Raw records:
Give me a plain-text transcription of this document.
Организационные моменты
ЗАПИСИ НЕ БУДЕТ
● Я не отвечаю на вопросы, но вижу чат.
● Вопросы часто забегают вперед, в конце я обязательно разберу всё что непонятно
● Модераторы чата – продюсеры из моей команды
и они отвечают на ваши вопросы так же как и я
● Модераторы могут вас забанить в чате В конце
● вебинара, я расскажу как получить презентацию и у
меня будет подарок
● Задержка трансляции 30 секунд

Set problem:
Extract each line of the listing above, copying it word for word.

Final result:
Give me a plain-text transcription of this document.
Организационные моменты
ЗАПИСИ НЕ БУДЕТ
● Я не отвечаю на вопросы, но вижу чат.
● Вопросы часто забегают вперед, в конце я обязательно разберу всё что непонятно
● Модераторы чата – продюсеры из моей команды
и они отвечают на ваши вопросы так же как и я
● Модераторы могут вас забанить в чате В конце
● вебинара, я расскажу как получить презентацию и у
меня будет подарок
● Задержка трансляции 30 секунд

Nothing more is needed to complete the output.